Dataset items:
****************
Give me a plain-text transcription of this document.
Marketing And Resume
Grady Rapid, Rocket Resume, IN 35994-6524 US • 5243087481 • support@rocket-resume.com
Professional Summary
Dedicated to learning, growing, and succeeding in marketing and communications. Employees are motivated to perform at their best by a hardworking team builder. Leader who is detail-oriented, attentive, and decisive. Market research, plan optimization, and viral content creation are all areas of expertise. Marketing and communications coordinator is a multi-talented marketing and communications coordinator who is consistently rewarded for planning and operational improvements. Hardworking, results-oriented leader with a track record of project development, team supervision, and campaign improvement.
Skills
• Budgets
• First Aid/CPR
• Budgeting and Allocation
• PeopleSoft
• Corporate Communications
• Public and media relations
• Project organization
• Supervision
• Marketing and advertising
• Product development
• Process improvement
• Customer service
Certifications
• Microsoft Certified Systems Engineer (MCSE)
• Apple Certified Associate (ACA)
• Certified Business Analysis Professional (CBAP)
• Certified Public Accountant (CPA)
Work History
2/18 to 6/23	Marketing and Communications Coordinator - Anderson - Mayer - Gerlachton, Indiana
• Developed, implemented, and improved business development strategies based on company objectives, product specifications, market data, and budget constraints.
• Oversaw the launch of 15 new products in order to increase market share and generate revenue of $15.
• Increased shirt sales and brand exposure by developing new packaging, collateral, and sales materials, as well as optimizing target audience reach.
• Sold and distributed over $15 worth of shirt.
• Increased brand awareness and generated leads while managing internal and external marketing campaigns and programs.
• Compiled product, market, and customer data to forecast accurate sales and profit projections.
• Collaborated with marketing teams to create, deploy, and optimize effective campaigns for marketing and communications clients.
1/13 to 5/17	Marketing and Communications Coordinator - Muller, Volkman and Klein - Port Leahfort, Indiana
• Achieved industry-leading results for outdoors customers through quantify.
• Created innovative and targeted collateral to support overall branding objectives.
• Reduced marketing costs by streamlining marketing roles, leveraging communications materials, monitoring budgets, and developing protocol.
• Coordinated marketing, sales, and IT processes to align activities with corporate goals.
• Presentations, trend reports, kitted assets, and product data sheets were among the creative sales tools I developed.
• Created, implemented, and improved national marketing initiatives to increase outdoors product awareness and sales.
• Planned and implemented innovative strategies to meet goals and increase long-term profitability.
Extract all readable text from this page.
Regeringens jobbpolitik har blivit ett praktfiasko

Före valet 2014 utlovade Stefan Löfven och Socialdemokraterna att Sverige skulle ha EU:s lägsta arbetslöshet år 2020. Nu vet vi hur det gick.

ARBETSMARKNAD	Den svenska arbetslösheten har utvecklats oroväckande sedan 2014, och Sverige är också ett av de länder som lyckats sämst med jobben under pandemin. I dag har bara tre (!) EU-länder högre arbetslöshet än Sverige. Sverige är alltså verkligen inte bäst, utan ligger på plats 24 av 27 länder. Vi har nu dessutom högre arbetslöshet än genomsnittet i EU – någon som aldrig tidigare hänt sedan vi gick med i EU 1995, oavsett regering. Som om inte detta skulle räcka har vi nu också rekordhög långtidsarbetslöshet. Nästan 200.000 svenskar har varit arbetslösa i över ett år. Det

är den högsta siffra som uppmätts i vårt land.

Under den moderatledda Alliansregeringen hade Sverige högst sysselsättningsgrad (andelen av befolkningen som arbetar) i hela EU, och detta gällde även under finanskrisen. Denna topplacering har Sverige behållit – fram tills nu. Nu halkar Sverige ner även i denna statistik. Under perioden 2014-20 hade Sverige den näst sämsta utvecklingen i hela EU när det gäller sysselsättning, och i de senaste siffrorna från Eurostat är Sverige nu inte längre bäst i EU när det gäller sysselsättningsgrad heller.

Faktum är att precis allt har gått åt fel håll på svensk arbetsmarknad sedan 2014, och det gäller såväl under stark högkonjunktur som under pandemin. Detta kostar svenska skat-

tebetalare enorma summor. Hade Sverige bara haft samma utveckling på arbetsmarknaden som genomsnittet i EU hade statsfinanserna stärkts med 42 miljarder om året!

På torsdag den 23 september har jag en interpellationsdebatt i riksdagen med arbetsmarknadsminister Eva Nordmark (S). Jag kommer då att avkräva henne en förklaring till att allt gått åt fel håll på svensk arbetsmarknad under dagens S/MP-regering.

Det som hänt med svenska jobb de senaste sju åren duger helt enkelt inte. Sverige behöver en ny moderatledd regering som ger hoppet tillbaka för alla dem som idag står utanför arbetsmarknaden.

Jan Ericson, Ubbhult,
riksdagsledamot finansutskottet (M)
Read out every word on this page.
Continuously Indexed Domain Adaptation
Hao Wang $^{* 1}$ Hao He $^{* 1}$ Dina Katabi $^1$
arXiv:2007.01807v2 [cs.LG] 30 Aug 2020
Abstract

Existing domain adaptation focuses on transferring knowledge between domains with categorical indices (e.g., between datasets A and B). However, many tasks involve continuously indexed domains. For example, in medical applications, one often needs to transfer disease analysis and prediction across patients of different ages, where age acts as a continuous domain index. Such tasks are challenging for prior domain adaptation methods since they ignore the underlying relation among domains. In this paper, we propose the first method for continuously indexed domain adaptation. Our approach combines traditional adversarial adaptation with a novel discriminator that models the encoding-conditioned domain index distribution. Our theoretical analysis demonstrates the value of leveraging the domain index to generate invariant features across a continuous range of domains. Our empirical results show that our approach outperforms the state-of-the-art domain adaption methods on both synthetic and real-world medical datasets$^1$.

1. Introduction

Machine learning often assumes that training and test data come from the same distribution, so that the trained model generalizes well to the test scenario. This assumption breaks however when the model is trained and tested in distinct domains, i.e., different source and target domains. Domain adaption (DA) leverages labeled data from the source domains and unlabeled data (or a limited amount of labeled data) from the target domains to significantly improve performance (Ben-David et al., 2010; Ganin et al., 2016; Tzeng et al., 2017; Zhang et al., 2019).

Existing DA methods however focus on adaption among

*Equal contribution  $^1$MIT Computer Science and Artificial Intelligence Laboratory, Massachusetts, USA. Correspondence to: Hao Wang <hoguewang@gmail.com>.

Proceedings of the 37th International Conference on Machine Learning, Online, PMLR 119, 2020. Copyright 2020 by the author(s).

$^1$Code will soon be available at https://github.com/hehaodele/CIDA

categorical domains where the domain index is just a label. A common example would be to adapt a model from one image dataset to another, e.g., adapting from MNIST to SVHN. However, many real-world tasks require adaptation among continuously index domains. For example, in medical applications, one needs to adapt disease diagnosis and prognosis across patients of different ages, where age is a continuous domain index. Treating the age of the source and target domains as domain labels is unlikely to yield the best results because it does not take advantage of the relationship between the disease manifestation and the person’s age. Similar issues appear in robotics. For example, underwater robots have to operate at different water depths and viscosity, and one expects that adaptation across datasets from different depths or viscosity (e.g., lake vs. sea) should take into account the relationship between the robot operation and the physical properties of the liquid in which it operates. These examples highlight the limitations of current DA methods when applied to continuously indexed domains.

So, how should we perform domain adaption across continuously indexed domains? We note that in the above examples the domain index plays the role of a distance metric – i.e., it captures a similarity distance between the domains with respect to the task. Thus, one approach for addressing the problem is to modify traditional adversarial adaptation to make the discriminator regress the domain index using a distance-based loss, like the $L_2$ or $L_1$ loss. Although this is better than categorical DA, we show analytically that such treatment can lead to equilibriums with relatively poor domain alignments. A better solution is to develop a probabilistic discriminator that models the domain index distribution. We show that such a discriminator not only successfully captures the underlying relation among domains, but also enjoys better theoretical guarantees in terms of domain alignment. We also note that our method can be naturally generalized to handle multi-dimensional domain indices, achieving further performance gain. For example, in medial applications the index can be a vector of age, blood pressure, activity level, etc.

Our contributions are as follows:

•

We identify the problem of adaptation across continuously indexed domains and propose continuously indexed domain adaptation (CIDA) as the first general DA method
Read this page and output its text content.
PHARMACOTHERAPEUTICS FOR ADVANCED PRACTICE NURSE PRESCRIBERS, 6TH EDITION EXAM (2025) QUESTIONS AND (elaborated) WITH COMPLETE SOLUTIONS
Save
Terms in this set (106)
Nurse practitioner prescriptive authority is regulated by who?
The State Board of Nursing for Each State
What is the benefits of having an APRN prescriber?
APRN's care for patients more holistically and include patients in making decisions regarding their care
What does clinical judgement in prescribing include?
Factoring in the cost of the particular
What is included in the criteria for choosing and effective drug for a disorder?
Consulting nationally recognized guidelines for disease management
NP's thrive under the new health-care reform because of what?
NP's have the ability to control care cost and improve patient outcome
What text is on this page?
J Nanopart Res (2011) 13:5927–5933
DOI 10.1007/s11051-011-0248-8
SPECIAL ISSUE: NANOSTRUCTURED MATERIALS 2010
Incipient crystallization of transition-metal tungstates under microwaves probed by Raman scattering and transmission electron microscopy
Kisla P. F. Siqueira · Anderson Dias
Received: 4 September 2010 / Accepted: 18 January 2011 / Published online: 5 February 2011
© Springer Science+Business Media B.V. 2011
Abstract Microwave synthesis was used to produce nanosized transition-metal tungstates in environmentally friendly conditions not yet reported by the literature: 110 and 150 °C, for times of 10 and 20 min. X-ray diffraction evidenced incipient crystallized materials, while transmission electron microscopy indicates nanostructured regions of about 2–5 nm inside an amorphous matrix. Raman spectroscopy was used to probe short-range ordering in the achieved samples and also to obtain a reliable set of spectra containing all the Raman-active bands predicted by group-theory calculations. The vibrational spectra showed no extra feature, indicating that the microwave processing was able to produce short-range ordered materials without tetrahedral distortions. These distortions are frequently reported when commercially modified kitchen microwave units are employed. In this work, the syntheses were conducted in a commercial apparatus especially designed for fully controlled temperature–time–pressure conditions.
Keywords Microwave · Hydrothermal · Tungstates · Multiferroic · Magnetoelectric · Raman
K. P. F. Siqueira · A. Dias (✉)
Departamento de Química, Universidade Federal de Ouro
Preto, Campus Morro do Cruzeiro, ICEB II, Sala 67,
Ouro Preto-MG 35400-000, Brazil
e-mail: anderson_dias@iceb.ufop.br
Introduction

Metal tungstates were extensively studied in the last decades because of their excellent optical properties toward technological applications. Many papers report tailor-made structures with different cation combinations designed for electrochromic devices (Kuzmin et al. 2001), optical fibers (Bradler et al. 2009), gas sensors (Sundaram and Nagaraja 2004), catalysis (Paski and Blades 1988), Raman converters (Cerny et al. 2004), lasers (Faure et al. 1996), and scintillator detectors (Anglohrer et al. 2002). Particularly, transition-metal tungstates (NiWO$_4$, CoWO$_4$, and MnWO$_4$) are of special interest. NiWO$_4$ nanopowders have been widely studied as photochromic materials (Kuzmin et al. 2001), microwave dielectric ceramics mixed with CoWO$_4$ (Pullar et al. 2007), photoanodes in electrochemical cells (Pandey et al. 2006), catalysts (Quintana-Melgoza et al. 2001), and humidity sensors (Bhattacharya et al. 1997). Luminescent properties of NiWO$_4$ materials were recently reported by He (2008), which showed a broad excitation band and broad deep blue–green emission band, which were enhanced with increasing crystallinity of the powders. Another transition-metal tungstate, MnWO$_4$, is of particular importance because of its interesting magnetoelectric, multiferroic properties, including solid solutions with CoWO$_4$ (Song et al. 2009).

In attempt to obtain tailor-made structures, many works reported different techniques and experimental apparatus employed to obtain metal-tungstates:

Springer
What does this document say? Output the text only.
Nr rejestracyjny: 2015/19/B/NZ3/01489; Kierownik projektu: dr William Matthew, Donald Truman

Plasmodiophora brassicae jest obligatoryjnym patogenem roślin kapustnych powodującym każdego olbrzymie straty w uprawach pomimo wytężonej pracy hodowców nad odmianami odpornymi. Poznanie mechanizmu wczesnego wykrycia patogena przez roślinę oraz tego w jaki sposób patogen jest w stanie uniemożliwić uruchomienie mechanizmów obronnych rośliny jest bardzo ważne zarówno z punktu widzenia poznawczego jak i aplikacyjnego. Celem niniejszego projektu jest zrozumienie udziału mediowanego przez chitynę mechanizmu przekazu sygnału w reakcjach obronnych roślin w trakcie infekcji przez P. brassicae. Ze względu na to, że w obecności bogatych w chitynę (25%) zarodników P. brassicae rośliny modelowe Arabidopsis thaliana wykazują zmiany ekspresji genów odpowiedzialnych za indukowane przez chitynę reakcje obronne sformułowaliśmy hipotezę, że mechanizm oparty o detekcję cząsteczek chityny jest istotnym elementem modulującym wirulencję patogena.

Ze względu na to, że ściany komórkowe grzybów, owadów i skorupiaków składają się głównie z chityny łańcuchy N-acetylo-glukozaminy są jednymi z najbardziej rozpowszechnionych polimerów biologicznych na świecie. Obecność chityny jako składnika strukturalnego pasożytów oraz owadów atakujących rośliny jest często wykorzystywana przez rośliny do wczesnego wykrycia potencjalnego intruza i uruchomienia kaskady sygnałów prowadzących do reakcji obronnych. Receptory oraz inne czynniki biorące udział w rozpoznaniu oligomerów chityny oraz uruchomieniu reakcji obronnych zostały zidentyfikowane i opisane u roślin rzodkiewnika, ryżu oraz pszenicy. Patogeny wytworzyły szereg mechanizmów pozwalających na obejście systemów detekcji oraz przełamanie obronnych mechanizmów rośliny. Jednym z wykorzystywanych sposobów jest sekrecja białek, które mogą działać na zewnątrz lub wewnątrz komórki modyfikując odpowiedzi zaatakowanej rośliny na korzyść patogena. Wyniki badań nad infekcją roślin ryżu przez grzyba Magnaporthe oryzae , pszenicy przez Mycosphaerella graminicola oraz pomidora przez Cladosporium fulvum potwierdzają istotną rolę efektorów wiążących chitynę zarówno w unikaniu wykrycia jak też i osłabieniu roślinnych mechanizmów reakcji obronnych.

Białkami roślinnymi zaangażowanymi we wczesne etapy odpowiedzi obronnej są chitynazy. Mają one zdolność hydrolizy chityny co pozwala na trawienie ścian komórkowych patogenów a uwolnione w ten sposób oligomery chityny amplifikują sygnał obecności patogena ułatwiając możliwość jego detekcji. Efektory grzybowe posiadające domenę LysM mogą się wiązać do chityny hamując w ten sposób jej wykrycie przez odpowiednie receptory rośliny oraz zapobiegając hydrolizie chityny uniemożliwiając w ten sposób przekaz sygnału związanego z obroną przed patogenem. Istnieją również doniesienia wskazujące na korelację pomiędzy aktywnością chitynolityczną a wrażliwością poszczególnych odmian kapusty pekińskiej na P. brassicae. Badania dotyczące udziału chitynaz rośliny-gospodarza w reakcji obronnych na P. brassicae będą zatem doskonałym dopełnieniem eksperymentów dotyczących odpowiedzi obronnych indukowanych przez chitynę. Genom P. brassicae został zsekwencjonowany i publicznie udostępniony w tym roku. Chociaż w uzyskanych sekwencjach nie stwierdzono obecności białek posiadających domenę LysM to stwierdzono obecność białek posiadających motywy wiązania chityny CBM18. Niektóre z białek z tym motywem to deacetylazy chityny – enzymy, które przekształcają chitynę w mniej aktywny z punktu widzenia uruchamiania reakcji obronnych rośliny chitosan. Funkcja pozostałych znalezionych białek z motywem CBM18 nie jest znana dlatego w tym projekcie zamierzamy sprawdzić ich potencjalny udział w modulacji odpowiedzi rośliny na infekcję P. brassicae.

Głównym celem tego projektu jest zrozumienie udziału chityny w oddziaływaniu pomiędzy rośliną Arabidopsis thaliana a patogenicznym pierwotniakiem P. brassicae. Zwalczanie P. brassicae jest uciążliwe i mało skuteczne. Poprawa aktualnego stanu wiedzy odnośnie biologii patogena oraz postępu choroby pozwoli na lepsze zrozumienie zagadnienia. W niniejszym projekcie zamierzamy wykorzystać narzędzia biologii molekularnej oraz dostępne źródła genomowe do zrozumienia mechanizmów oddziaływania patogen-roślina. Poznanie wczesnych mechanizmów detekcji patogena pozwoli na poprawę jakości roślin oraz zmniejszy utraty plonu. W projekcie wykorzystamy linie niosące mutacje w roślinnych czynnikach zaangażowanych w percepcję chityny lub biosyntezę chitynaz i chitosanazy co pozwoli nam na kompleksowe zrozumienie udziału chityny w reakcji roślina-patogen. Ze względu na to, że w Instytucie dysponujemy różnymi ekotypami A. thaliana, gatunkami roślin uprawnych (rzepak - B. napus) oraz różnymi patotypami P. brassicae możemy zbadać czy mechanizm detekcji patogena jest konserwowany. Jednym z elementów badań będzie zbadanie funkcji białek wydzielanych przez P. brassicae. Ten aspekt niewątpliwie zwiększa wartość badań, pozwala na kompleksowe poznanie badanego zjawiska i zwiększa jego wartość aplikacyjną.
****************
**What is expected:** Lines holding "collateral": copy each one from the records above.

**Written solution:**
• Increased shirt sales and brand exposure by developing new packaging, collateral, and sales materials, as well as optimizing target audience reach.
• Created innovative and targeted collateral to support overall branding objectives.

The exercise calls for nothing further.